## Records supplied
=-=-=-=-=

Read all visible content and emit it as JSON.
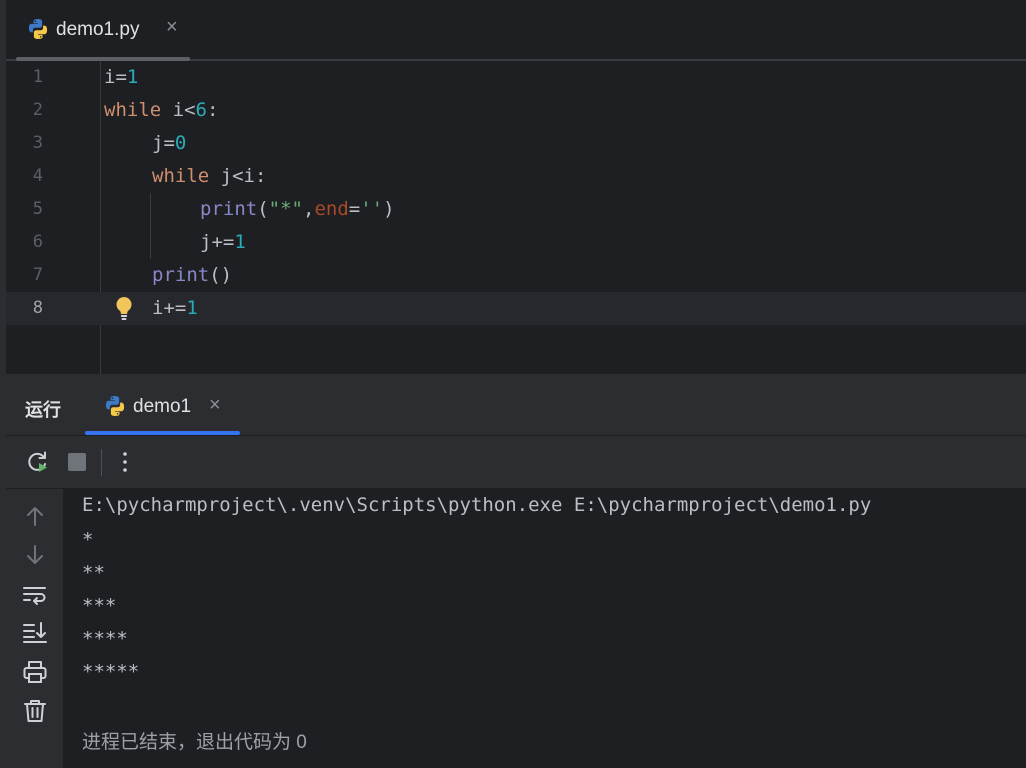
{
  "editor_tab": {
    "filename": "demo1.py",
    "close": "×"
  },
  "code": {
    "line_numbers": [
      "1",
      "2",
      "3",
      "4",
      "5",
      "6",
      "7",
      "8"
    ],
    "l1": {
      "a": "i=",
      "b": "1"
    },
    "l2": {
      "kw": "while",
      "a": " i<",
      "b": "6",
      "c": ":"
    },
    "l3": {
      "a": "j=",
      "b": "0"
    },
    "l4": {
      "kw": "while",
      "a": " j<i:"
    },
    "l5": {
      "fn": "print",
      "a": "(",
      "s": "\"*\"",
      "b": ",",
      "p": "end",
      "c": "=",
      "s2": "''",
      "d": ")"
    },
    "l6": {
      "a": "j+=",
      "b": "1"
    },
    "l7": {
      "fn": "print",
      "a": "()"
    },
    "l8": {
      "a": "i+=",
      "b": "1"
    }
  },
  "run_panel": {
    "label": "运行",
    "tab": {
      "name": "demo1",
      "close": "×"
    }
  },
  "console": {
    "command": "E:\\pycharmproject\\.venv\\Scripts\\python.exe E:\\pycharmproject\\demo1.py",
    "output": [
      "*",
      "**",
      "***",
      "****",
      "*****"
    ],
    "exit_message": "进程已结束，退出代码为 0"
  },
  "colors": {
    "keyword": "#cf8e6d",
    "number": "#2aacb8",
    "builtin": "#8888c6",
    "string": "#6aab73",
    "param": "#aa4926",
    "accent": "#3574f0"
  },
  "icons": [
    "python-icon",
    "bulb-icon",
    "rerun-icon",
    "stop-icon",
    "more-icon",
    "up-arrow-icon",
    "down-arrow-icon",
    "soft-wrap-icon",
    "scroll-to-end-icon",
    "print-icon",
    "trash-icon"
  ]
}
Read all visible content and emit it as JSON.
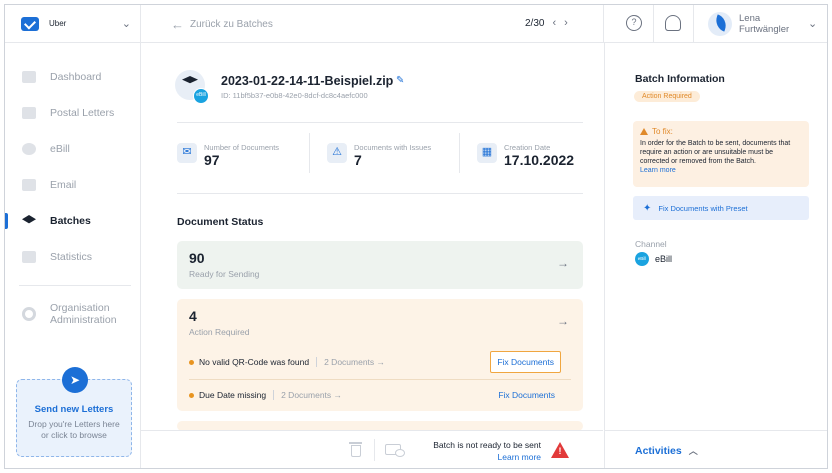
{
  "org": {
    "name": "Uber"
  },
  "nav": [
    {
      "label": "Dashboard"
    },
    {
      "label": "Postal Letters"
    },
    {
      "label": "eBill"
    },
    {
      "label": "Email"
    },
    {
      "label": "Batches"
    },
    {
      "label": "Statistics"
    }
  ],
  "admin": {
    "line1": "Organisation",
    "line2": "Administration"
  },
  "upload": {
    "title": "Send new Letters",
    "line1": "Drop you're Letters here",
    "line2": "or click to browse"
  },
  "topbar": {
    "back_label": "Zurück zu Batches",
    "pager": "2/30",
    "help_icon_glyph": "?",
    "user_first": "Lena",
    "user_last": "Furtwängler"
  },
  "batch": {
    "file_name": "2023-01-22-14-11-Beispiel.zip",
    "id": "ID: 11bf5b37-e0b8-42e0-8dcf-dc8c4aefc000",
    "badge": "eBill"
  },
  "stats": [
    {
      "label": "Number of Documents",
      "value": "97",
      "icon": "envelope-icon"
    },
    {
      "label": "Documents with Issues",
      "value": "7",
      "icon": "warning-icon"
    },
    {
      "label": "Creation Date",
      "value": "17.10.2022",
      "icon": "calendar-icon"
    }
  ],
  "status": {
    "title": "Document Status",
    "ready": {
      "count": "90",
      "label": "Ready for Sending"
    },
    "action": {
      "count": "4",
      "label": "Action Required",
      "issues": [
        {
          "text": "No valid QR-Code was found",
          "docs": "2 Documents →",
          "fix": "Fix Documents"
        },
        {
          "text": "Due Date missing",
          "docs": "2 Documents →",
          "fix": "Fix Documents"
        }
      ]
    }
  },
  "footer": {
    "not_ready": "Batch is not ready to be sent",
    "learn_more": "Learn more"
  },
  "info": {
    "title": "Batch Information",
    "badge": "Action Required",
    "fix_title": "To fix:",
    "fix_body": "In order for the Batch to be sent, documents that require an action or are unsuitable must be corrected or removed from the Batch.",
    "fix_link": "Learn more",
    "preset_label": "Fix Documents with Preset",
    "channel_label": "Channel",
    "channel_value": "eBill",
    "channel_badge": "eBill",
    "activities": "Activities"
  },
  "colors": {
    "accent": "#1c6fd6",
    "warning": "#e08a2a",
    "danger": "#e23a3a"
  }
}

=-=-=-=-=

## What the task requires
Reproduce every line of the material precisely, omitting its pictures.

## Correct output
Read all visible content and emit it as JSON.
{
  "editor_tab": {
    "filename": "demo1.py",
    "close": "×"
  },
  "code": {
    "line_numbers": [
      "1",
      "2",
      "3",
      "4",
      "5",
      "6",
      "7",
      "8"
    ],
    "l1": {
      "a": "i=",
      "b": "1"
    },
    "l2": {
      "kw": "while",
      "a": " i<",
      "b": "6",
      "c": ":"
    },
    "l3": {
      "a": "j=",
      "b": "0"
    },
    "l4": {
      "kw": "while",
      "a": " j<i:"
    },
    "l5": {
      "fn": "print",
      "a": "(",
      "s": "\"*\"",
      "b": ",",
      "p": "end",
      "c": "=",
      "s2": "''",
      "d": ")"
    },
    "l6": {
      "a": "j+=",
      "b": "1"
    },
    "l7": {
      "fn": "print",
      "a": "()"
    },
    "l8": {
      "a": "i+=",
      "b": "1"
    }
  },
  "run_panel": {
    "label": "运行",
    "tab": {
      "name": "demo1",
      "close": "×"
    }
  },
  "console": {
    "command": "E:\\pycharmproject\\.venv\\Scripts\\python.exe E:\\pycharmproject\\demo1.py",
    "output": [
      "*",
      "**",
      "***",
      "****",
      "*****"
    ],
    "exit_message": "进程已结束，退出代码为 0"
  },
  "colors": {
    "keyword": "#cf8e6d",
    "number": "#2aacb8",
    "builtin": "#8888c6",
    "string": "#6aab73",
    "param": "#aa4926",
    "accent": "#3574f0"
  },
  "icons": [
    "python-icon",
    "bulb-icon",
    "rerun-icon",
    "stop-icon",
    "more-icon",
    "up-arrow-icon",
    "down-arrow-icon",
    "soft-wrap-icon",
    "scroll-to-end-icon",
    "print-icon",
    "trash-icon"
  ]
}
Read all visible content and emit it as JSON.
{
  "org": {
    "name": "Uber"
  },
  "nav": [
    {
      "label": "Dashboard"
    },
    {
      "label": "Postal Letters"
    },
    {
      "label": "eBill"
    },
    {
      "label": "Email"
    },
    {
      "label": "Batches"
    },
    {
      "label": "Statistics"
    }
  ],
  "admin": {
    "line1": "Organisation",
    "line2": "Administration"
  },
  "upload": {
    "title": "Send new Letters",
    "line1": "Drop you're Letters here",
    "line2": "or click to browse"
  },
  "topbar": {
    "back_label": "Zurück zu Batches",
    "pager": "2/30",
    "help_icon_glyph": "?",
    "user_first": "Lena",
    "user_last": "Furtwängler"
  },
  "batch": {
    "file_name": "2023-01-22-14-11-Beispiel.zip",
    "id": "ID: 11bf5b37-e0b8-42e0-8dcf-dc8c4aefc000",
    "badge": "eBill"
  },
  "stats": [
    {
      "label": "Number of Documents",
      "value": "97",
      "icon": "envelope-icon"
    },
    {
      "label": "Documents with Issues",
      "value": "7",
      "icon": "warning-icon"
    },
    {
      "label": "Creation Date",
      "value": "17.10.2022",
      "icon": "calendar-icon"
    }
  ],
  "status": {
    "title": "Document Status",
    "ready": {
      "count": "90",
      "label": "Ready for Sending"
    },
    "action": {
      "count": "4",
      "label": "Action Required",
      "issues": [
        {
          "text": "No valid QR-Code was found",
          "docs": "2 Documents →",
          "fix": "Fix Documents"
        },
        {
          "text": "Due Date missing",
          "docs": "2 Documents →",
          "fix": "Fix Documents"
        }
      ]
    }
  },
  "footer": {
    "not_ready": "Batch is not ready to be sent",
    "learn_more": "Learn more"
  },
  "info": {
    "title": "Batch Information",
    "badge": "Action Required",
    "fix_title": "To fix:",
    "fix_body": "In order for the Batch to be sent, documents that require an action or are unsuitable must be corrected or removed from the Batch.",
    "fix_link": "Learn more",
    "preset_label": "Fix Documents with Preset",
    "channel_label": "Channel",
    "channel_value": "eBill",
    "channel_badge": "eBill",
    "activities": "Activities"
  },
  "colors": {
    "accent": "#1c6fd6",
    "warning": "#e08a2a",
    "danger": "#e23a3a"
  }
}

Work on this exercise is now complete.